# [WRITTEN TASK]
Search the entries for the word "aigrettes" and pull out each line that has it.

# [INFORMATION SHOWN]
- - -

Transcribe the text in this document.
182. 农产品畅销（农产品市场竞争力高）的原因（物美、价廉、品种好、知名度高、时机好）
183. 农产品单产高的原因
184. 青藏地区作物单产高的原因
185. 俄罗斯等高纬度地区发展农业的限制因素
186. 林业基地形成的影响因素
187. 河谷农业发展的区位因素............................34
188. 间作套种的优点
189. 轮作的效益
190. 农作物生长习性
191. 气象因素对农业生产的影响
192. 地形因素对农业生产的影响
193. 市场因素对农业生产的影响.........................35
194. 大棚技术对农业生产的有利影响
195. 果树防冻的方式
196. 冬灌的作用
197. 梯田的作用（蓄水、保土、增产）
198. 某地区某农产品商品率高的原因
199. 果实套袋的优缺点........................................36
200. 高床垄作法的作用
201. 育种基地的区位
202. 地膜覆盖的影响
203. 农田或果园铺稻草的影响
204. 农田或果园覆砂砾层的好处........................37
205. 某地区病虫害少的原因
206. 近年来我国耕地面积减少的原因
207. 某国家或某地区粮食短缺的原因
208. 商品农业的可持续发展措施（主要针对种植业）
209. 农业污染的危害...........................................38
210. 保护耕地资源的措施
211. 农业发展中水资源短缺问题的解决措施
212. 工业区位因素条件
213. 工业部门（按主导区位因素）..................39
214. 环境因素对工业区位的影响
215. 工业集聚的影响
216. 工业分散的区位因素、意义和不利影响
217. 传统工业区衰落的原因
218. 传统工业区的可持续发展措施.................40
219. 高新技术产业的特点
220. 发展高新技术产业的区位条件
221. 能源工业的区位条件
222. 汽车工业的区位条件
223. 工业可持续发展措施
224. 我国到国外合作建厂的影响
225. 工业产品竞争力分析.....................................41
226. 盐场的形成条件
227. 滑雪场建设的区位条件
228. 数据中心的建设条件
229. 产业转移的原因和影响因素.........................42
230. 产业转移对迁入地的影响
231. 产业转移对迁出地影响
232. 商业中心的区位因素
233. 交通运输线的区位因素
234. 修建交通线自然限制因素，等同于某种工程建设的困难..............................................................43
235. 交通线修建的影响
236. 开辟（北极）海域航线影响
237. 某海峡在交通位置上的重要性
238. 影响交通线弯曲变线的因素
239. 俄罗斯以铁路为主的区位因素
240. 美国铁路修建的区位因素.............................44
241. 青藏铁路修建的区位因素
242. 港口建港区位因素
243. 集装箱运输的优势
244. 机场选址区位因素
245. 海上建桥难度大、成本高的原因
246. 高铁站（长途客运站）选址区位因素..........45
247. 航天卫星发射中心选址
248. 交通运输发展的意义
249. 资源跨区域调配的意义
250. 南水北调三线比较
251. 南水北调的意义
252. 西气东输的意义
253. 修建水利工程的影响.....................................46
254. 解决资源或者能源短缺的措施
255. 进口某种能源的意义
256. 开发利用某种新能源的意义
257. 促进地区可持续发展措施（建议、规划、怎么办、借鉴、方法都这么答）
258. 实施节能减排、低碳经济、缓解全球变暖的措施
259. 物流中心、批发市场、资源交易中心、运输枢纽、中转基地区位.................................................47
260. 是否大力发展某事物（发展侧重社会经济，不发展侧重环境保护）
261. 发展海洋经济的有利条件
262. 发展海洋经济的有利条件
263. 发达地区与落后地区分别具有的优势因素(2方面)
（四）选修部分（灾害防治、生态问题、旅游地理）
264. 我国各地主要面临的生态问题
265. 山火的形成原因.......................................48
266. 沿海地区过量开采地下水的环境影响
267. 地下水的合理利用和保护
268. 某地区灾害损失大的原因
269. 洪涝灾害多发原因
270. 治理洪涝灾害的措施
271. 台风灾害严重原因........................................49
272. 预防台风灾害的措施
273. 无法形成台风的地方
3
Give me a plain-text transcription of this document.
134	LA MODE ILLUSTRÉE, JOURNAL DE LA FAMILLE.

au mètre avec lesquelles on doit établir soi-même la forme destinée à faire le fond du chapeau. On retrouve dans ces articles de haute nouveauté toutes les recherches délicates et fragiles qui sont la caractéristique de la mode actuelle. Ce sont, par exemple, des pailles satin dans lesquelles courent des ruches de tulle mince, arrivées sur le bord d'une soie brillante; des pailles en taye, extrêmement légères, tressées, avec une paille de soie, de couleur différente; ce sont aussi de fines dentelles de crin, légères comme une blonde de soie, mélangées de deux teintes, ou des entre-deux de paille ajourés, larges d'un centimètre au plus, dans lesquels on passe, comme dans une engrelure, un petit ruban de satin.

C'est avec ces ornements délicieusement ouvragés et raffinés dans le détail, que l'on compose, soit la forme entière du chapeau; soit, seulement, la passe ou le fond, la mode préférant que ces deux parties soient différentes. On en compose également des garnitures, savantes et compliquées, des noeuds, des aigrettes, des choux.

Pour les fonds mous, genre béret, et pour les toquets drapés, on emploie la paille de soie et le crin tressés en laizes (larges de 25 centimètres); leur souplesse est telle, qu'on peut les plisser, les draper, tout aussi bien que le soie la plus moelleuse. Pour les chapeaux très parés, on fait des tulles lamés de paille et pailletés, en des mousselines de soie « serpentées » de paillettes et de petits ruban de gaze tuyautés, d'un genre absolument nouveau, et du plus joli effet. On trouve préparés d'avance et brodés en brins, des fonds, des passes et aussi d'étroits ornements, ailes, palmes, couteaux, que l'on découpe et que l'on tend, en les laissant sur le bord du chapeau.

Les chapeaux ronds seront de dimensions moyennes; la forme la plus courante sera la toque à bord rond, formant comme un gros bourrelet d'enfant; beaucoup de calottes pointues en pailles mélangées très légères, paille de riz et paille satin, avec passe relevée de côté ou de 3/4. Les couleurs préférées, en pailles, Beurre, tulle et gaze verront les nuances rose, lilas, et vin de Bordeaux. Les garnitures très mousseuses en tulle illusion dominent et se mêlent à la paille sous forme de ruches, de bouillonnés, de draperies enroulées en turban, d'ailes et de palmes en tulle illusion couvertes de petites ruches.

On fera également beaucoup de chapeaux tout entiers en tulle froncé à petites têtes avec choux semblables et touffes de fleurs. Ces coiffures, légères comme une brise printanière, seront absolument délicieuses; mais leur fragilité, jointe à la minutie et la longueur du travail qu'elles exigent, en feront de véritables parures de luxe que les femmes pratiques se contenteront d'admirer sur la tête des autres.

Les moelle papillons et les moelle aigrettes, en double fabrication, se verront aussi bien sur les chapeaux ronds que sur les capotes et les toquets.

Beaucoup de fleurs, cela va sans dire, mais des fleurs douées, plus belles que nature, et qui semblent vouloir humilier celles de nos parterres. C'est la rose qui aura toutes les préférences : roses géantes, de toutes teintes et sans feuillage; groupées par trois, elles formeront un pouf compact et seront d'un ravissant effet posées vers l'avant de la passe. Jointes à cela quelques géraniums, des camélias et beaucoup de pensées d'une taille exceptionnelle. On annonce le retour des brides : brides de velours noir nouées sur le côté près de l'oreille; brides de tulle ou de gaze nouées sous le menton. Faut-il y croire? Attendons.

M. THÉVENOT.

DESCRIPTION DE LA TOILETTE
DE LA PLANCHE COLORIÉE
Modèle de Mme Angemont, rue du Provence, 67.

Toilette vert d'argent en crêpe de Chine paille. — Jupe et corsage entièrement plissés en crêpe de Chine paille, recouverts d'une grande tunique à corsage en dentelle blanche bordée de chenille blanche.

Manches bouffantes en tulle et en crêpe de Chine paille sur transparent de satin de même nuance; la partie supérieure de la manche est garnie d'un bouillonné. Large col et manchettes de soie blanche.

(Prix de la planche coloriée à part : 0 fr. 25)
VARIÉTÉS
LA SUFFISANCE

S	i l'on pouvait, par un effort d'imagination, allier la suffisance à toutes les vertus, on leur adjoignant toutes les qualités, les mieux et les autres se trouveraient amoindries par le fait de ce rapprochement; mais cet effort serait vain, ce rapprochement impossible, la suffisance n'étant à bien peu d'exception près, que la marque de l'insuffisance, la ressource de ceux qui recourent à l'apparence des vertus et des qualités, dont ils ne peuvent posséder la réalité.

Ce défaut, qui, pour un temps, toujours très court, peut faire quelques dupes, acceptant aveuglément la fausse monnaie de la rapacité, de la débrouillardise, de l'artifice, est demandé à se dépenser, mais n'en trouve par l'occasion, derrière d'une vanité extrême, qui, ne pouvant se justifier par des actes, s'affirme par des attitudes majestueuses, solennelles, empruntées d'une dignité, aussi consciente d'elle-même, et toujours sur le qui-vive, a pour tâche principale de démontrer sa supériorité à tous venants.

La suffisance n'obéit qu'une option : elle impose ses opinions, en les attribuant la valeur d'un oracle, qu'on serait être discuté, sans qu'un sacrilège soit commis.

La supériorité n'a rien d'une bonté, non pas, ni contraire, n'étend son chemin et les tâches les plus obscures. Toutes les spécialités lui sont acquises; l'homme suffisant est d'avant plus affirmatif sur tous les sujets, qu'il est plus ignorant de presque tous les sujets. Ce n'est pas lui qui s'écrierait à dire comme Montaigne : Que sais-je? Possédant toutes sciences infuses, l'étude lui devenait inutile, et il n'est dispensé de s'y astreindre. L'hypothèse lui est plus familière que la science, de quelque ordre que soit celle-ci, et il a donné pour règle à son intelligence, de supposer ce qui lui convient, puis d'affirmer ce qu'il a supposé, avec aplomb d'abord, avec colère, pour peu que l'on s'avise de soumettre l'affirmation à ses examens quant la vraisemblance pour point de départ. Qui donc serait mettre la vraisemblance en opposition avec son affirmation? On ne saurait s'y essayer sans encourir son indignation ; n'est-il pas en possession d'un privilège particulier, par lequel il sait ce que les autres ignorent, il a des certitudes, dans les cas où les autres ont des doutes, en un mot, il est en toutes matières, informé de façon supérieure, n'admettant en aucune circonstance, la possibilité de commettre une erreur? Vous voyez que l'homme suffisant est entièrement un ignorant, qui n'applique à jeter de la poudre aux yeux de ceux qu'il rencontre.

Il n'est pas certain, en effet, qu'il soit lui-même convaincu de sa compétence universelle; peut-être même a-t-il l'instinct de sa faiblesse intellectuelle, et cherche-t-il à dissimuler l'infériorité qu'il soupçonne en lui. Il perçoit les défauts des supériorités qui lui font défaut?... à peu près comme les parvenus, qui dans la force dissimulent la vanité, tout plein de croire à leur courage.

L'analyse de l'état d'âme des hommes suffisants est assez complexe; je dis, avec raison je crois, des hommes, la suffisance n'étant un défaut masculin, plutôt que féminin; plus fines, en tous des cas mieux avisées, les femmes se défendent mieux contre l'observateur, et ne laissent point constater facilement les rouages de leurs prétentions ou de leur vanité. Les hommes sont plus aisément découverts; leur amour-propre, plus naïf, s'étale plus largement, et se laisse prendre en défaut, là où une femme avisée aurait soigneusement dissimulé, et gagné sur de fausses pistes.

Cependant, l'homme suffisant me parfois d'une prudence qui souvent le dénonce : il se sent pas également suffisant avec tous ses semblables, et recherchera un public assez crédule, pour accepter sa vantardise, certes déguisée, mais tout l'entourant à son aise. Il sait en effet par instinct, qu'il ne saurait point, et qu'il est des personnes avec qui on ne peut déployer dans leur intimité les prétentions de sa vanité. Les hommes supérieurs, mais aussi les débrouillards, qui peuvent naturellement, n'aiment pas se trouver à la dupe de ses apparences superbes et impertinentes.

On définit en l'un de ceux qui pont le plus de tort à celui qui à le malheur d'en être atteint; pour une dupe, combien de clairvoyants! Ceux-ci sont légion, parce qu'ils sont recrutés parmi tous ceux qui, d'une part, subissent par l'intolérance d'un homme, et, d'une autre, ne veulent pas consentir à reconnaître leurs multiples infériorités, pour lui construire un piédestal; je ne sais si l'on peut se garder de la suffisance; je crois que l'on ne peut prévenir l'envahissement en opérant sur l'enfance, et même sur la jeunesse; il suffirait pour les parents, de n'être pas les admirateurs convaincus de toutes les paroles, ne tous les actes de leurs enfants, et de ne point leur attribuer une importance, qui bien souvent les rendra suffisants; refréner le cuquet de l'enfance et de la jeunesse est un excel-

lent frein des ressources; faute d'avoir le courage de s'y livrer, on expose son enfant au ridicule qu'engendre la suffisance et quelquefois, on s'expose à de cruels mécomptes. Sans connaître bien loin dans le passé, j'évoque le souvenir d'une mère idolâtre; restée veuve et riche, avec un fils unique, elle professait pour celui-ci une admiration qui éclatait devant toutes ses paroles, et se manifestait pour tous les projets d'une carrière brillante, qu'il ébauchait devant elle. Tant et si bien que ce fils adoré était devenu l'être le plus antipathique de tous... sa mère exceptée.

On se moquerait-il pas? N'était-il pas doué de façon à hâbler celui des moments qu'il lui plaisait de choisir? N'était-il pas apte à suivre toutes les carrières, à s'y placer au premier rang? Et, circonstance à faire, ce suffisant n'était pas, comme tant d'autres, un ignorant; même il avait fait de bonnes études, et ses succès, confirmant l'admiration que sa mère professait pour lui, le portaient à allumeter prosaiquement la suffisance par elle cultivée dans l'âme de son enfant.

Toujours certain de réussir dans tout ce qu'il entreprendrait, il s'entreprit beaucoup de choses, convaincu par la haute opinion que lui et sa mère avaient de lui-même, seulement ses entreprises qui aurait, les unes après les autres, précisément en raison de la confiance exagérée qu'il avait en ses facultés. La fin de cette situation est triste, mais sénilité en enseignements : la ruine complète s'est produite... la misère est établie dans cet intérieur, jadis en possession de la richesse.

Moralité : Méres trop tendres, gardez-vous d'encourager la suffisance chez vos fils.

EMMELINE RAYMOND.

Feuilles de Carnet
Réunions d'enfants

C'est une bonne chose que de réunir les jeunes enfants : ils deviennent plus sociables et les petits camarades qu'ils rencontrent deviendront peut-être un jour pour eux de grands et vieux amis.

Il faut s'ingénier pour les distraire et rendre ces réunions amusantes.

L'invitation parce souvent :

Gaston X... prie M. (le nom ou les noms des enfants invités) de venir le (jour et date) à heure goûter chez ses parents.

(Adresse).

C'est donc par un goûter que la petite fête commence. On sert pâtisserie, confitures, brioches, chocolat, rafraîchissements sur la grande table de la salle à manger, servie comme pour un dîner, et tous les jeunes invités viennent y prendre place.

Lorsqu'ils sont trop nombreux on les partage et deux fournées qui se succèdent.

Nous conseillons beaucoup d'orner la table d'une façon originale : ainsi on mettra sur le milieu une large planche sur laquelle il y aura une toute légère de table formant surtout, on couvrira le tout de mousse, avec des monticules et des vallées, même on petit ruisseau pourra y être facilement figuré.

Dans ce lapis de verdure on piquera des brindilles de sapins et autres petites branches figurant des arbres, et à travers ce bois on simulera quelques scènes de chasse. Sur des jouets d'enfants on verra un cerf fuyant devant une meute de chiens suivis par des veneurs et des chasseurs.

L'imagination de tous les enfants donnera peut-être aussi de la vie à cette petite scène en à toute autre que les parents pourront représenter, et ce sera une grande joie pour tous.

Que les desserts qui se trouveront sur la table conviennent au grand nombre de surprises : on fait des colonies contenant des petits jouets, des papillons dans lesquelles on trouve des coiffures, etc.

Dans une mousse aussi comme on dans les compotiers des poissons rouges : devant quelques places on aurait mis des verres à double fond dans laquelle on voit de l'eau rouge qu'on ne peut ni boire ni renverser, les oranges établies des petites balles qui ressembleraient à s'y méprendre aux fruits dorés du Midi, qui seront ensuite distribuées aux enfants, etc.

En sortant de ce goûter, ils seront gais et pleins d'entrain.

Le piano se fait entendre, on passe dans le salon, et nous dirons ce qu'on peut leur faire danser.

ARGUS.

- - -

# [REPLY]
C'est avec ces ornements délicieusement ouvragés et raffinés dans le détail, que l'on compose, soit la forme entière du chapeau; soit, seulement, la passe ou le fond, la mode préférant que ces deux parties soient différentes. On en compose également des garnitures, savantes et compliquées, des noeuds, des aigrettes, des choux.
Les moelle papillons et les moelle aigrettes, en double fabrication, se verront aussi bien sur les chapeaux ronds que sur les capotes et les toquets.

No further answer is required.